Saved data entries
__________
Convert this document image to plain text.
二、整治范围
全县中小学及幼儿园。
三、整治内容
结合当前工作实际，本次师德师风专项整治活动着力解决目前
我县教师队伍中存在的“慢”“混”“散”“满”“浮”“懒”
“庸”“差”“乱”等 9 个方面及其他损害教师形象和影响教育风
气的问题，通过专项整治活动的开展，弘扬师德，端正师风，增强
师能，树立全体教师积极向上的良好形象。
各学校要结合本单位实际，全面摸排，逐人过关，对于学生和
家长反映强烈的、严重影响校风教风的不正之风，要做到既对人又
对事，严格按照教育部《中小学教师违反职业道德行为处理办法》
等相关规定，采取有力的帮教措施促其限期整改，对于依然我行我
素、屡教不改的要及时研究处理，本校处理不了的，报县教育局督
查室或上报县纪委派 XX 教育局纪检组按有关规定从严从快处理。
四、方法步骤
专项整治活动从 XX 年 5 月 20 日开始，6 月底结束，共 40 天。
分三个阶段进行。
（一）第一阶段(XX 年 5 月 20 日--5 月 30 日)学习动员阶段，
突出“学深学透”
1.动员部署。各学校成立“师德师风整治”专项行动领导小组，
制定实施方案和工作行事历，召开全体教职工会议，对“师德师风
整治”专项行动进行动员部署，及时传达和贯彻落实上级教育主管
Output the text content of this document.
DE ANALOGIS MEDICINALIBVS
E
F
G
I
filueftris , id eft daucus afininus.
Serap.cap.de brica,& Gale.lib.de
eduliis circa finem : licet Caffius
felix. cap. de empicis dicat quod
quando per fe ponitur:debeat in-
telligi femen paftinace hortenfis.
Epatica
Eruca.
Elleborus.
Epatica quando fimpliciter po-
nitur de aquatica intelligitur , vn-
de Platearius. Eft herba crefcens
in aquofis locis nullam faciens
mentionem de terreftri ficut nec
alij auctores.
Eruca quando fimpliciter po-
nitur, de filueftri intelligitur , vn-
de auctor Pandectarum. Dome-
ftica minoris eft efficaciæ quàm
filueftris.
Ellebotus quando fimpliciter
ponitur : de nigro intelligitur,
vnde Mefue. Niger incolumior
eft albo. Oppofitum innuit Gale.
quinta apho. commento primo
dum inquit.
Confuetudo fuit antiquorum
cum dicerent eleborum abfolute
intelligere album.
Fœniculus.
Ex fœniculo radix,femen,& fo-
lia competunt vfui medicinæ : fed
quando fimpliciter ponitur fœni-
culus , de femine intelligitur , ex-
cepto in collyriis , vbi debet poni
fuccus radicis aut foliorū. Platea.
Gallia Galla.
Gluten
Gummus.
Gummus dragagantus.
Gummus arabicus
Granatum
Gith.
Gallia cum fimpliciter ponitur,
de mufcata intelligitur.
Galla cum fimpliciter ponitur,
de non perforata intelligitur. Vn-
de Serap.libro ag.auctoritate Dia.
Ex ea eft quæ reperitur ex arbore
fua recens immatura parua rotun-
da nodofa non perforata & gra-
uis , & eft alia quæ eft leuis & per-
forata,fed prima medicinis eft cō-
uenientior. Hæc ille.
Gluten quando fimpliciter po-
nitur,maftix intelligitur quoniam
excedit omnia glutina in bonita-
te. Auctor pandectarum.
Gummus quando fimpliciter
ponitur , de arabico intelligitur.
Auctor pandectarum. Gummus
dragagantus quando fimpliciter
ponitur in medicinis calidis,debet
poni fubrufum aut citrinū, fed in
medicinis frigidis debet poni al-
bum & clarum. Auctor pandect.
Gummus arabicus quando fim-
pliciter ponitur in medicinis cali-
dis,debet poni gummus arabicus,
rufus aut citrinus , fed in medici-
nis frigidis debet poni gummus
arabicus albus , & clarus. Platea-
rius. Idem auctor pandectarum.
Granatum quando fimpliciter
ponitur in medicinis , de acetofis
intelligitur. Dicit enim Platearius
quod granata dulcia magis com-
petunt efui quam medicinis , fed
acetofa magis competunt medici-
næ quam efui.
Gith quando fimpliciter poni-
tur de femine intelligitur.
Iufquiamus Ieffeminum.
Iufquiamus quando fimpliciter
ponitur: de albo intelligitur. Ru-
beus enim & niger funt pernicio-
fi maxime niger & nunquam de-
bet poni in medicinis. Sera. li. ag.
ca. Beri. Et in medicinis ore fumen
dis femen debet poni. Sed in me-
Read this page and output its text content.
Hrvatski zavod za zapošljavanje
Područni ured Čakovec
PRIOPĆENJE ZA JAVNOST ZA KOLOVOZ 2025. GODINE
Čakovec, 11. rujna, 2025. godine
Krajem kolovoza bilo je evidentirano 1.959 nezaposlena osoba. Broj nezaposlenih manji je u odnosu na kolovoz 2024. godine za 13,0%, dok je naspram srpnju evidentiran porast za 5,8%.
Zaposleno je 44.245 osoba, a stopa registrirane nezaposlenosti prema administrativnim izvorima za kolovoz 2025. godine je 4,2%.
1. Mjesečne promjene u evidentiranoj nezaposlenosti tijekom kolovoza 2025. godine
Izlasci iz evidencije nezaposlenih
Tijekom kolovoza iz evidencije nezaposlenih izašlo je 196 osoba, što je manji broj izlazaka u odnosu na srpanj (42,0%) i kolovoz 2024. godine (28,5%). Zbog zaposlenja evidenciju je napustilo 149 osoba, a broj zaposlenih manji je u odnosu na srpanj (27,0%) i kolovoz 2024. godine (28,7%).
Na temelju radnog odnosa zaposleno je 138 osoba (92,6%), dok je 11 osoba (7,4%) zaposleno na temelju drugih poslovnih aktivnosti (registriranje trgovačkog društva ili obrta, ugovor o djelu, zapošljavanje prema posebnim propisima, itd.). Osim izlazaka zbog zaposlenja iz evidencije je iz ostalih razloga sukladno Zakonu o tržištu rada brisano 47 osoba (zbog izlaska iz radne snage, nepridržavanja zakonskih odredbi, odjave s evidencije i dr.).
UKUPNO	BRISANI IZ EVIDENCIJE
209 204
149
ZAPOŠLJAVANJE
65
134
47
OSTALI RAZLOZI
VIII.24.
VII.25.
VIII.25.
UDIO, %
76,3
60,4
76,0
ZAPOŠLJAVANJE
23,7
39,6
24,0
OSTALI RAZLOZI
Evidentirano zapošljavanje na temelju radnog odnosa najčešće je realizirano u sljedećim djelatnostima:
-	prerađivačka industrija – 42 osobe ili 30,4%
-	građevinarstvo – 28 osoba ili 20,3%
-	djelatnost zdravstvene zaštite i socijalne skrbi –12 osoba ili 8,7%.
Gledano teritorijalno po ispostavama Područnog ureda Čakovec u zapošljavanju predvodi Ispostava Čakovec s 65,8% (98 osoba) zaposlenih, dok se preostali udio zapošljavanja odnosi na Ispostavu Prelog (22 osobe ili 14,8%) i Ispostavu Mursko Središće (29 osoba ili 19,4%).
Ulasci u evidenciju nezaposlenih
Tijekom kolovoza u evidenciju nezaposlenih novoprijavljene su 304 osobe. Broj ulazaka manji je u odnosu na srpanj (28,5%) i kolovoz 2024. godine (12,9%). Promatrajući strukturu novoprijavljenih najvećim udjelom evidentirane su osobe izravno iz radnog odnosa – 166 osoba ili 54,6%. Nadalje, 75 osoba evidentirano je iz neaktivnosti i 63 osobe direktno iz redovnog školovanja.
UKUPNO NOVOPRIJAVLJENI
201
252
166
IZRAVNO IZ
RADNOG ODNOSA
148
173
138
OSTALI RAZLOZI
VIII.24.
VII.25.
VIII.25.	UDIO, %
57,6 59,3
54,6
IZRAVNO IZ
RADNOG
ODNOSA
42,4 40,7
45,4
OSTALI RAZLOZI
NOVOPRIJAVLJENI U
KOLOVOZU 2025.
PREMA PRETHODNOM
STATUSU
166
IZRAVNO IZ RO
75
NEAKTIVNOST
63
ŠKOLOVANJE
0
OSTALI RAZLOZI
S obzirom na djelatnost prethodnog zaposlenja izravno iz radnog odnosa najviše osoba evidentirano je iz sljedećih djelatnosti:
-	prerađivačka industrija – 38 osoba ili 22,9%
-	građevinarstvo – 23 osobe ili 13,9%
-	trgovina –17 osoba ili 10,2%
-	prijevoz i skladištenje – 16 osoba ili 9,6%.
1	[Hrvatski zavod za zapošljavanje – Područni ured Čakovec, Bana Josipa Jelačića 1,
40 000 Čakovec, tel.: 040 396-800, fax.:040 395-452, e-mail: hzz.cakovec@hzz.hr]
__________
■ Stated exercise: Return all lines containing "frigidis".

■ Expected answer:
medicinis frigidis debet poni al-
nis frigidis debet poni gummus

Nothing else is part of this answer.